-- START --

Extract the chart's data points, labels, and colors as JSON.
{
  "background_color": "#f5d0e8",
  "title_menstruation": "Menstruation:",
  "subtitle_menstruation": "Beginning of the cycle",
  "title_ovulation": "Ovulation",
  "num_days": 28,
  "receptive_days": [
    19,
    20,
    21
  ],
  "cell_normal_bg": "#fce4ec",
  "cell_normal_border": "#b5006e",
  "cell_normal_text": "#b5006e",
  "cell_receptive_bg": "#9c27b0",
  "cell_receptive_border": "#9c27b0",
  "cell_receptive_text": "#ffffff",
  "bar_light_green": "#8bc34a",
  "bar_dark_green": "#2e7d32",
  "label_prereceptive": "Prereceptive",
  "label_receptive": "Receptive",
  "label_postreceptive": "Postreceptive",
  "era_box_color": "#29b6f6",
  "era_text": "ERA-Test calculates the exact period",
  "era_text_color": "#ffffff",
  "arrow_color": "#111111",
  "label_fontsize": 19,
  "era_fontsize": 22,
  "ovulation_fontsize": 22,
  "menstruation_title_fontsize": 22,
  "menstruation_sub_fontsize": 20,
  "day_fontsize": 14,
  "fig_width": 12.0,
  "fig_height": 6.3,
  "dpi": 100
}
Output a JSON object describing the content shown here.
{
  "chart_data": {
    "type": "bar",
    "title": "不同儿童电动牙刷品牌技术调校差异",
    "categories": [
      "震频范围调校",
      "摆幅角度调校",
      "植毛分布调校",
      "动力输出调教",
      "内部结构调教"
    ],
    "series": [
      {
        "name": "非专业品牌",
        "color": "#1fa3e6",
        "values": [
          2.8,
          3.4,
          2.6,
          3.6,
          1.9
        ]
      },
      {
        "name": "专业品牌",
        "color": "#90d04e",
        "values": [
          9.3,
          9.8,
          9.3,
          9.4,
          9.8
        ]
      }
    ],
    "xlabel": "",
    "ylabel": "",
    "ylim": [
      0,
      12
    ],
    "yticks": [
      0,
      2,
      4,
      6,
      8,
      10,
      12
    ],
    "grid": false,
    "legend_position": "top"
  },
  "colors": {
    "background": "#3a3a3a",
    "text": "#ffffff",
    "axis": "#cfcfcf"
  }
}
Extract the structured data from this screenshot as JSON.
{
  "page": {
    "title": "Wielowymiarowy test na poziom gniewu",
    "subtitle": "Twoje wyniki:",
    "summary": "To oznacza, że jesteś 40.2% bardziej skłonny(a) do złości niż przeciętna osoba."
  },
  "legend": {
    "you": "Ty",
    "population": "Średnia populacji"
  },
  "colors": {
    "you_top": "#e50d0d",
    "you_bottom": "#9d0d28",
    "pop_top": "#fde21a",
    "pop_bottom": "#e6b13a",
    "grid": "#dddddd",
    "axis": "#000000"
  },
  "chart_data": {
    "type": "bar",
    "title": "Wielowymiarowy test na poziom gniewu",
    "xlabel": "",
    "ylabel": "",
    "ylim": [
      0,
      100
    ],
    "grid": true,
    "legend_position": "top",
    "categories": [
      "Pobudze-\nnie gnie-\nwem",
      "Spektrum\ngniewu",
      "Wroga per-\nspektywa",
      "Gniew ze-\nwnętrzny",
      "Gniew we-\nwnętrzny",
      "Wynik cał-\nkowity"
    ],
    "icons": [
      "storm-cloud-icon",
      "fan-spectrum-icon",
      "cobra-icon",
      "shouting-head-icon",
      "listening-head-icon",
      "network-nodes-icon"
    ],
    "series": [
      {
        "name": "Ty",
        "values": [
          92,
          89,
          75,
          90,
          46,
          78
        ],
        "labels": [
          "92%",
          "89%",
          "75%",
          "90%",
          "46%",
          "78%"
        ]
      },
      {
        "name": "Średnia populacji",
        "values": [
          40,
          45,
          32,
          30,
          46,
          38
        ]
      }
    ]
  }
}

-- END --

• YOUR TASK
Quote all of the entries exactly as they appear.

• SOLUTION TO THIS TASK
Extract the chart's data points, labels, and colors as JSON.
{
  "background_color": "#f5d0e8",
  "title_menstruation": "Menstruation:",
  "subtitle_menstruation": "Beginning of the cycle",
  "title_ovulation": "Ovulation",
  "num_days": 28,
  "receptive_days": [
    19,
    20,
    21
  ],
  "cell_normal_bg": "#fce4ec",
  "cell_normal_border": "#b5006e",
  "cell_normal_text": "#b5006e",
  "cell_receptive_bg": "#9c27b0",
  "cell_receptive_border": "#9c27b0",
  "cell_receptive_text": "#ffffff",
  "bar_light_green": "#8bc34a",
  "bar_dark_green": "#2e7d32",
  "label_prereceptive": "Prereceptive",
  "label_receptive": "Receptive",
  "label_postreceptive": "Postreceptive",
  "era_box_color": "#29b6f6",
  "era_text": "ERA-Test calculates the exact period",
  "era_text_color": "#ffffff",
  "arrow_color": "#111111",
  "label_fontsize": 19,
  "era_fontsize": 22,
  "ovulation_fontsize": 22,
  "menstruation_title_fontsize": 22,
  "menstruation_sub_fontsize": 20,
  "day_fontsize": 14,
  "fig_width": 12.0,
  "fig_height": 6.3,
  "dpi": 100
}
Output a JSON object describing the content shown here.
{
  "chart_data": {
    "type": "bar",
    "title": "不同儿童电动牙刷品牌技术调校差异",
    "categories": [
      "震频范围调校",
      "摆幅角度调校",
      "植毛分布调校",
      "动力输出调教",
      "内部结构调教"
    ],
    "series": [
      {
        "name": "非专业品牌",
        "color": "#1fa3e6",
        "values": [
          2.8,
          3.4,
          2.6,
          3.6,
          1.9
        ]
      },
      {
        "name": "专业品牌",
        "color": "#90d04e",
        "values": [
          9.3,
          9.8,
          9.3,
          9.4,
          9.8
        ]
      }
    ],
    "xlabel": "",
    "ylabel": "",
    "ylim": [
      0,
      12
    ],
    "yticks": [
      0,
      2,
      4,
      6,
      8,
      10,
      12
    ],
    "grid": false,
    "legend_position": "top"
  },
  "colors": {
    "background": "#3a3a3a",
    "text": "#ffffff",
    "axis": "#cfcfcf"
  }
}
Extract the structured data from this screenshot as JSON.
{
  "page": {
    "title": "Wielowymiarowy test na poziom gniewu",
    "subtitle": "Twoje wyniki:",
    "summary": "To oznacza, że jesteś 40.2% bardziej skłonny(a) do złości niż przeciętna osoba."
  },
  "legend": {
    "you": "Ty",
    "population": "Średnia populacji"
  },
  "colors": {
    "you_top": "#e50d0d",
    "you_bottom": "#9d0d28",
    "pop_top": "#fde21a",
    "pop_bottom": "#e6b13a",
    "grid": "#dddddd",
    "axis": "#000000"
  },
  "chart_data": {
    "type": "bar",
    "title": "Wielowymiarowy test na poziom gniewu",
    "xlabel": "",
    "ylabel": "",
    "ylim": [
      0,
      100
    ],
    "grid": true,
    "legend_position": "top",
    "categories": [
      "Pobudze-\nnie gnie-\nwem",
      "Spektrum\ngniewu",
      "Wroga per-\nspektywa",
      "Gniew ze-\nwnętrzny",
      "Gniew we-\nwnętrzny",
      "Wynik cał-\nkowity"
    ],
    "icons": [
      "storm-cloud-icon",
      "fan-spectrum-icon",
      "cobra-icon",
      "shouting-head-icon",
      "listening-head-icon",
      "network-nodes-icon"
    ],
    "series": [
      {
        "name": "Ty",
        "values": [
          92,
          89,
          75,
          90,
          46,
          78
        ],
        "labels": [
          "92%",
          "89%",
          "75%",
          "90%",
          "46%",
          "78%"
        ]
      },
      {
        "name": "Średnia populacji",
        "values": [
          40,
          45,
          32,
          30,
          46,
          38
        ]
      }
    ]
  }
}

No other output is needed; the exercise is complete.